TASK OBJECTIVE — Each entry in the listing below should be restated word for word.

════════════════════

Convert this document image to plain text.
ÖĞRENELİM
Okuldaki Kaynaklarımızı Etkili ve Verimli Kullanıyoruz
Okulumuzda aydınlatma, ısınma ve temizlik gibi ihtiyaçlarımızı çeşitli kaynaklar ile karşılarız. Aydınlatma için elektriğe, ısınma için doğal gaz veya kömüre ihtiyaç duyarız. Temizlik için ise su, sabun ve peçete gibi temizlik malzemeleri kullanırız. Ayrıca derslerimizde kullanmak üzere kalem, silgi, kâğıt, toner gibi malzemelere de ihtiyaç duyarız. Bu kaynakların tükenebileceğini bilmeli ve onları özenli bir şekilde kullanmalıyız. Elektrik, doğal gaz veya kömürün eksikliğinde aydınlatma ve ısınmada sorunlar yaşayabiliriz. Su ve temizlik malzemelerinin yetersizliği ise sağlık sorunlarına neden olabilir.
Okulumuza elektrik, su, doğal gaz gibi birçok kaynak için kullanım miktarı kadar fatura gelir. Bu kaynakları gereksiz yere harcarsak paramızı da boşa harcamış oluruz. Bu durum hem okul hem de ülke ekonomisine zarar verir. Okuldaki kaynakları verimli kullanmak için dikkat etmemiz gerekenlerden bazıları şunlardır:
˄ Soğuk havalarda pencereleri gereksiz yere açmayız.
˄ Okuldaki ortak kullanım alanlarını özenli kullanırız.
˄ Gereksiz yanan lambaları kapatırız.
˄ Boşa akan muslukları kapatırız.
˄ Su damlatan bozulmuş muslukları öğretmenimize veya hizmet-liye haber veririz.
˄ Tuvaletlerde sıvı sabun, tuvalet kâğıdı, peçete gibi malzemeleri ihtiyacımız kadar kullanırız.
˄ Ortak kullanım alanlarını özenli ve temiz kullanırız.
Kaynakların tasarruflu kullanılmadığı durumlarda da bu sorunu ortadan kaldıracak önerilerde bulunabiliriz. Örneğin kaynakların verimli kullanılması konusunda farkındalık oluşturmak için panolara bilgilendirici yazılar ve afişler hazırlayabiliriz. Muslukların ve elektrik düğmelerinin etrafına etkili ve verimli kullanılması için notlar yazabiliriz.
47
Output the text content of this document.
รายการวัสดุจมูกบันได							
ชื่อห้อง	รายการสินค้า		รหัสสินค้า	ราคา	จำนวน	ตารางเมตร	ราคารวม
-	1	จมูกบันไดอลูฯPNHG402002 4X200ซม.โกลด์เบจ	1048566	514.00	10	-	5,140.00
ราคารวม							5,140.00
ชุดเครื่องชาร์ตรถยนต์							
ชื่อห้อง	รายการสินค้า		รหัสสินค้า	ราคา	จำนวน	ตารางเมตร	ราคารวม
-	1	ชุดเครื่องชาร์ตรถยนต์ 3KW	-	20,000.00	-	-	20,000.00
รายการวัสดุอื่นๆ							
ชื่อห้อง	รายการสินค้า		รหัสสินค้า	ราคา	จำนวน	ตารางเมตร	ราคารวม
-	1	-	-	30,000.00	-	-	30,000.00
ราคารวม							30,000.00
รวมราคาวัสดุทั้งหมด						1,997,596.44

════════════════════

FINISHED TASK —
Convert this document image to plain text.
ÖĞRENELİM
Okuldaki Kaynaklarımızı Etkili ve Verimli Kullanıyoruz
Okulumuzda aydınlatma, ısınma ve temizlik gibi ihtiyaçlarımızı çeşitli kaynaklar ile karşılarız. Aydınlatma için elektriğe, ısınma için doğal gaz veya kömüre ihtiyaç duyarız. Temizlik için ise su, sabun ve peçete gibi temizlik malzemeleri kullanırız. Ayrıca derslerimizde kullanmak üzere kalem, silgi, kâğıt, toner gibi malzemelere de ihtiyaç duyarız. Bu kaynakların tükenebileceğini bilmeli ve onları özenli bir şekilde kullanmalıyız. Elektrik, doğal gaz veya kömürün eksikliğinde aydınlatma ve ısınmada sorunlar yaşayabiliriz. Su ve temizlik malzemelerinin yetersizliği ise sağlık sorunlarına neden olabilir.
Okulumuza elektrik, su, doğal gaz gibi birçok kaynak için kullanım miktarı kadar fatura gelir. Bu kaynakları gereksiz yere harcarsak paramızı da boşa harcamış oluruz. Bu durum hem okul hem de ülke ekonomisine zarar verir. Okuldaki kaynakları verimli kullanmak için dikkat etmemiz gerekenlerden bazıları şunlardır:
˄ Soğuk havalarda pencereleri gereksiz yere açmayız.
˄ Okuldaki ortak kullanım alanlarını özenli kullanırız.
˄ Gereksiz yanan lambaları kapatırız.
˄ Boşa akan muslukları kapatırız.
˄ Su damlatan bozulmuş muslukları öğretmenimize veya hizmet-liye haber veririz.
˄ Tuvaletlerde sıvı sabun, tuvalet kâğıdı, peçete gibi malzemeleri ihtiyacımız kadar kullanırız.
˄ Ortak kullanım alanlarını özenli ve temiz kullanırız.
Kaynakların tasarruflu kullanılmadığı durumlarda da bu sorunu ortadan kaldıracak önerilerde bulunabiliriz. Örneğin kaynakların verimli kullanılması konusunda farkındalık oluşturmak için panolara bilgilendirici yazılar ve afişler hazırlayabiliriz. Muslukların ve elektrik düğmelerinin etrafına etkili ve verimli kullanılması için notlar yazabiliriz.
47
Output the text content of this document.
รายการวัสดุจมูกบันได							
ชื่อห้อง	รายการสินค้า		รหัสสินค้า	ราคา	จำนวน	ตารางเมตร	ราคารวม
-	1	จมูกบันไดอลูฯPNHG402002 4X200ซม.โกลด์เบจ	1048566	514.00	10	-	5,140.00
ราคารวม							5,140.00
ชุดเครื่องชาร์ตรถยนต์							
ชื่อห้อง	รายการสินค้า		รหัสสินค้า	ราคา	จำนวน	ตารางเมตร	ราคารวม
-	1	ชุดเครื่องชาร์ตรถยนต์ 3KW	-	20,000.00	-	-	20,000.00
รายการวัสดุอื่นๆ							
ชื่อห้อง	รายการสินค้า		รหัสสินค้า	ราคา	จำนวน	ตารางเมตร	ราคารวม
-	1	-	-	30,000.00	-	-	30,000.00
ราคารวม							30,000.00
รวมราคาวัสดุทั้งหมด						1,997,596.44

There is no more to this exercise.